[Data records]
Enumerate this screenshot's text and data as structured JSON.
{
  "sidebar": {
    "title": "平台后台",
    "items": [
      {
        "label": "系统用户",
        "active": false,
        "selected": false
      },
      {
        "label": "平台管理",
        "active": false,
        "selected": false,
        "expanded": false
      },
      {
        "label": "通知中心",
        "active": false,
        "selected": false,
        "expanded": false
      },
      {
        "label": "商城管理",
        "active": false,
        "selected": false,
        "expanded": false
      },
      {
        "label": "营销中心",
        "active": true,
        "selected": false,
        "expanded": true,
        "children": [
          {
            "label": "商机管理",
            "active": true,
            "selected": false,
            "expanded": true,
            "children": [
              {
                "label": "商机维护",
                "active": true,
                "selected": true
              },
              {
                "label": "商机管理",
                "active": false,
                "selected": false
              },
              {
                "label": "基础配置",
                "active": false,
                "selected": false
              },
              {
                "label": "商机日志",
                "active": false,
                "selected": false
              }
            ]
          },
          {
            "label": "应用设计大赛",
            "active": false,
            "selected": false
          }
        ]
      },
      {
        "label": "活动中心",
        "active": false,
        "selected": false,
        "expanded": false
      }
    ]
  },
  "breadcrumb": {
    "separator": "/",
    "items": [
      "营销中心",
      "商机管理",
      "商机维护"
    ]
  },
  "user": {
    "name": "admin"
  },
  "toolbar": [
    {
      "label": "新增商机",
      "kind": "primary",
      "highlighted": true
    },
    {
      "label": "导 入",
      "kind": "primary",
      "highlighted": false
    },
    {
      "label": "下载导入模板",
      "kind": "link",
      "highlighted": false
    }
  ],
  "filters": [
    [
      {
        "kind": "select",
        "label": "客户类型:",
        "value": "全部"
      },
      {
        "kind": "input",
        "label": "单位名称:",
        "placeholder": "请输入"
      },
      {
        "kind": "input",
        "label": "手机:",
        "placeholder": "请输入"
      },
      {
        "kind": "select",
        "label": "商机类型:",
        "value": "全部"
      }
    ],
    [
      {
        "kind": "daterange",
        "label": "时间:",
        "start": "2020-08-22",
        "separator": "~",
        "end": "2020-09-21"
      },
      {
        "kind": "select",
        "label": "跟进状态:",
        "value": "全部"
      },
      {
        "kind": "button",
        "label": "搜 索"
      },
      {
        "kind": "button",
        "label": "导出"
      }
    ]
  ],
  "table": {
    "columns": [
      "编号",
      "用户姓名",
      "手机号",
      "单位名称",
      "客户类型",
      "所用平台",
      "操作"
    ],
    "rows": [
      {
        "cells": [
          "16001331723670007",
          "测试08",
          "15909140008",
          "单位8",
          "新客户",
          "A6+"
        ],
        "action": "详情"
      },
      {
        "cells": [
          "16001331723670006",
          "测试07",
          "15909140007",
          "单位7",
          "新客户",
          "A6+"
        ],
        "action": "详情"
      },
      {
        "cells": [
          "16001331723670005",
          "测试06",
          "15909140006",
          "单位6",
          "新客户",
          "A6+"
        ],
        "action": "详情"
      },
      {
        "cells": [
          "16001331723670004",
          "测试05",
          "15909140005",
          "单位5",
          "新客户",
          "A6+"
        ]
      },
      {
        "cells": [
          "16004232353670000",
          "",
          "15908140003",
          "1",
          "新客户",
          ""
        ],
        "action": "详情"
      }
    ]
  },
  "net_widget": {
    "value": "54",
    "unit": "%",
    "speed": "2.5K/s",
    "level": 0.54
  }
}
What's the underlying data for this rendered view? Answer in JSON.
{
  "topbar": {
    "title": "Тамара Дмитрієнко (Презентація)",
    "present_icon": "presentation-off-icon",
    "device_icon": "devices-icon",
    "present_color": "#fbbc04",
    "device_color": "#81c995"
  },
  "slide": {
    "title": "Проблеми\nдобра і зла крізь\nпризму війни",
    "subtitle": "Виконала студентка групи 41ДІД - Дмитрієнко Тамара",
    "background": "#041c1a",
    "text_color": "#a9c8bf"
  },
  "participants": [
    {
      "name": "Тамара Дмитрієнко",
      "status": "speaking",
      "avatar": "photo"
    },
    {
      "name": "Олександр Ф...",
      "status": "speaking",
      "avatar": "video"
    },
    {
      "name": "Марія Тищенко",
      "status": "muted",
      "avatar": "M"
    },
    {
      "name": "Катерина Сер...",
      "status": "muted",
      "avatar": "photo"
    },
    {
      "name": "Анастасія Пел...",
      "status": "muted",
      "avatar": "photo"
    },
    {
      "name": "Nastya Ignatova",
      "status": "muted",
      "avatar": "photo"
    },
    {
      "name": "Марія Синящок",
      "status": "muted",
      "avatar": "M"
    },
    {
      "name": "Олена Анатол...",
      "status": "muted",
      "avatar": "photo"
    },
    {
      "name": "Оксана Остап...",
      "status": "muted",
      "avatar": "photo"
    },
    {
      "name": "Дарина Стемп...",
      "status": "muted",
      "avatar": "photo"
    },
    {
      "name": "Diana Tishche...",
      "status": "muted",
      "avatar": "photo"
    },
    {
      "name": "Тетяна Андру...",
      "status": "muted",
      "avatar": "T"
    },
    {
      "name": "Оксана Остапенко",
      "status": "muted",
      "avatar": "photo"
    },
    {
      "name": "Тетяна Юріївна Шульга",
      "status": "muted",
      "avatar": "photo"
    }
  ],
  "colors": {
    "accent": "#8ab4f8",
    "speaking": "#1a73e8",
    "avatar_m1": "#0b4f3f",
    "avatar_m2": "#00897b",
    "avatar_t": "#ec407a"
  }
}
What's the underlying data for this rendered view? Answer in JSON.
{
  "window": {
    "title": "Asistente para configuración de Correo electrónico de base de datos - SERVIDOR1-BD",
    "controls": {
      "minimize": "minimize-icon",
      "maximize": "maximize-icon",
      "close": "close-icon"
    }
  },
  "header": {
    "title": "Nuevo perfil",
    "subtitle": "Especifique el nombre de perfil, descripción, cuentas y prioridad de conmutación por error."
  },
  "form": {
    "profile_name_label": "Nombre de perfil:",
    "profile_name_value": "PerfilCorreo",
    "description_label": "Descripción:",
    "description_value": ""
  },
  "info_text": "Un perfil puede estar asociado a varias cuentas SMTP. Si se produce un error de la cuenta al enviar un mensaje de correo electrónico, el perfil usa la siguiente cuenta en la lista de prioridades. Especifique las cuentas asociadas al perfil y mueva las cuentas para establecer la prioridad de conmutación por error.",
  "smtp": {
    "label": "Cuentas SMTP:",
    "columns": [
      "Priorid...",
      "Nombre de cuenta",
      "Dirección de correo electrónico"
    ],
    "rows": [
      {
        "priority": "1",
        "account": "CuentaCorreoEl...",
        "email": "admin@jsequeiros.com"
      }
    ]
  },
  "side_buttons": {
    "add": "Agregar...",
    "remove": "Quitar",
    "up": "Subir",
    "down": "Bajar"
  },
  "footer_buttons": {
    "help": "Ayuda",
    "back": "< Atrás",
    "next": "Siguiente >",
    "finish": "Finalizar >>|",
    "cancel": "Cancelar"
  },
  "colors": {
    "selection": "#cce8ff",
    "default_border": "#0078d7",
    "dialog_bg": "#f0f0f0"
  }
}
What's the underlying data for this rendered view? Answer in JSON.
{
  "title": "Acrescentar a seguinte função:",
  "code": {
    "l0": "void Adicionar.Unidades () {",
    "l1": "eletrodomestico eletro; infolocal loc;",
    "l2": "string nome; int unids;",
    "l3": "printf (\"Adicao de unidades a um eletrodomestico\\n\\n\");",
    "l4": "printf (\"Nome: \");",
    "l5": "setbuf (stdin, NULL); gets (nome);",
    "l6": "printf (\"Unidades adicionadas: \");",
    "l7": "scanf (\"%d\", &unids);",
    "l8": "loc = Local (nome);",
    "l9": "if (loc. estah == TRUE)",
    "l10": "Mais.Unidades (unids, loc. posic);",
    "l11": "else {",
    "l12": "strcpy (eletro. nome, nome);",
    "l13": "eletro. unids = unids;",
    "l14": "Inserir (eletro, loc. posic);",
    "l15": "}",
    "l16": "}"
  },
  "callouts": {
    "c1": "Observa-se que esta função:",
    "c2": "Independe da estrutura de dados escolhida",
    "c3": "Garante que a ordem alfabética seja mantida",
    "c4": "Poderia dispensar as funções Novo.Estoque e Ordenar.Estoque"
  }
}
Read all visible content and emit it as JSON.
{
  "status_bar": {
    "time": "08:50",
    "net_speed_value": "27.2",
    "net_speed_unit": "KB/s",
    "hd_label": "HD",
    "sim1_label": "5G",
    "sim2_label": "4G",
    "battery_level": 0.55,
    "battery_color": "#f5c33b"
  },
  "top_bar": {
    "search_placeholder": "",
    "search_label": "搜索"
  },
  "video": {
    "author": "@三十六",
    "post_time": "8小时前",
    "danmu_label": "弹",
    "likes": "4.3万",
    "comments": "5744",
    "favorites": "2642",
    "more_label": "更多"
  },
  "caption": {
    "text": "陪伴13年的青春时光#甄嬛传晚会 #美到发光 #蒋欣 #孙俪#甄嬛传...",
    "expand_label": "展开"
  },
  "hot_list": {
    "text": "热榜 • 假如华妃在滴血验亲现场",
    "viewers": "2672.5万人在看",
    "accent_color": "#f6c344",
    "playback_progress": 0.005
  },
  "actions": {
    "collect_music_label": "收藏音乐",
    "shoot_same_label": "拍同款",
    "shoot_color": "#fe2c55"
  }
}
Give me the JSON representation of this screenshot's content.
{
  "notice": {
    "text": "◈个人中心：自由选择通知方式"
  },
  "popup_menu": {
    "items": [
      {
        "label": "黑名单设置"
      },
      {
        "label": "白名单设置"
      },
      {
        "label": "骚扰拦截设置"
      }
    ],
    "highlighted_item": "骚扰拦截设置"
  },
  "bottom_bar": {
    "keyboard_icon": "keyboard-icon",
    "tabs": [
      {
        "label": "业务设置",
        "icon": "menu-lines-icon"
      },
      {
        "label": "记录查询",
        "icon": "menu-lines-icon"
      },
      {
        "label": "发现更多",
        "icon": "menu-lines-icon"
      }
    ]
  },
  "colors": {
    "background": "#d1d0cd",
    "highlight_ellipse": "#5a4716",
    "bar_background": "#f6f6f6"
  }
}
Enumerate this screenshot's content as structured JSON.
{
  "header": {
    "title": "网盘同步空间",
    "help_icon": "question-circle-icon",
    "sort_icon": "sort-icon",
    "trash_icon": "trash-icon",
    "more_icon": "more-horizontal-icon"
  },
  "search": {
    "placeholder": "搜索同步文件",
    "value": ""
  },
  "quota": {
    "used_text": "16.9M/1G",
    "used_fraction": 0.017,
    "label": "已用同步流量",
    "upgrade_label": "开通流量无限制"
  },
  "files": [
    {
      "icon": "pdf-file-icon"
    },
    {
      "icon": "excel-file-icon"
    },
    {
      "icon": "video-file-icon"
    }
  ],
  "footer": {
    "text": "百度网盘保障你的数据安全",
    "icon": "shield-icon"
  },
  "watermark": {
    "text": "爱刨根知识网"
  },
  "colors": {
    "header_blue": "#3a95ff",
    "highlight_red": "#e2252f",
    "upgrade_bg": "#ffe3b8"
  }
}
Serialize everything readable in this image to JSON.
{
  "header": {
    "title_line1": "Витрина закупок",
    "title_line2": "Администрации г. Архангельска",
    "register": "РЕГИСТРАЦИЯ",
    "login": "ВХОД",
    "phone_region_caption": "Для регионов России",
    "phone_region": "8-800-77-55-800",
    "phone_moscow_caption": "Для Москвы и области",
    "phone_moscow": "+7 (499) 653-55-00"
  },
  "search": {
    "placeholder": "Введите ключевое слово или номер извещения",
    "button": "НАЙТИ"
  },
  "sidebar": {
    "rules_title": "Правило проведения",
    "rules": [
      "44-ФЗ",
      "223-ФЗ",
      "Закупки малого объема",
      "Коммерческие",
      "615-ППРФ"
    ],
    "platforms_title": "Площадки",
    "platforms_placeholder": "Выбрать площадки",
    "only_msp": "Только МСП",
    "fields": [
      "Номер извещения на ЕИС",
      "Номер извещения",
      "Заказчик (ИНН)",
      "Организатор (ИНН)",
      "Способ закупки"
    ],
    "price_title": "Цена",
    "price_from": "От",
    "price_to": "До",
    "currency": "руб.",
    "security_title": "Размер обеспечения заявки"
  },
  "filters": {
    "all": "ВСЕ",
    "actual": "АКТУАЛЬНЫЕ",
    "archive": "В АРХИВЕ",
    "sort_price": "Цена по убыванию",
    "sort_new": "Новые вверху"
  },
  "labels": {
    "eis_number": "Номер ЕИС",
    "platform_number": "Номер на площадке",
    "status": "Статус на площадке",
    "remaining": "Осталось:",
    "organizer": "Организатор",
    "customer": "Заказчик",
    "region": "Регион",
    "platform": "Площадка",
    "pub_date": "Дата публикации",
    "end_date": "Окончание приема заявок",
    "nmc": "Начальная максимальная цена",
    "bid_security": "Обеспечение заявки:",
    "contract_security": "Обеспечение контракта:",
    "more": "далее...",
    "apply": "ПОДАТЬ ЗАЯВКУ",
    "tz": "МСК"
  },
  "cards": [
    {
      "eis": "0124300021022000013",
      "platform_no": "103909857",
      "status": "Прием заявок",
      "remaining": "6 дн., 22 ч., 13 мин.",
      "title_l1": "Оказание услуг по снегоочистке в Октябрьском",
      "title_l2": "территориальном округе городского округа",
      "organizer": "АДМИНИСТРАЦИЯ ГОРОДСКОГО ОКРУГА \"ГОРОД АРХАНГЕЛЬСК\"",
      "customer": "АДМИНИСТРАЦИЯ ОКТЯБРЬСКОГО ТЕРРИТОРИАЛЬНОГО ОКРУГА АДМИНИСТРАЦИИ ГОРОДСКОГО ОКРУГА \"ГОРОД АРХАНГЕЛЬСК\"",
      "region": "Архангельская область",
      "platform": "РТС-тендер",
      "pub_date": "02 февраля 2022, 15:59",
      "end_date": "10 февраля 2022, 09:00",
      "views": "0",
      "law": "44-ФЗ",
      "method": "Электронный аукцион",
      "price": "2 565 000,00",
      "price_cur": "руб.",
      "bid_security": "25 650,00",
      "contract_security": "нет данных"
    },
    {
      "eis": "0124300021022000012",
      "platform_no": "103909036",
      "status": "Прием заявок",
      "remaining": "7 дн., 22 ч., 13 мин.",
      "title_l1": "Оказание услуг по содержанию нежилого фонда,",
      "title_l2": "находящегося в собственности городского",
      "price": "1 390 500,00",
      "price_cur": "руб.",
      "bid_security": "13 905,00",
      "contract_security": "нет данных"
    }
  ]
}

**Task objective**: Which lines of the material contain the string "Оказание"? List each of them.

**Written solution**:
      "title_l1": "Оказание услуг по снегоочистке в Октябрьском",
      "title_l1": "Оказание услуг по содержанию нежилого фонда,",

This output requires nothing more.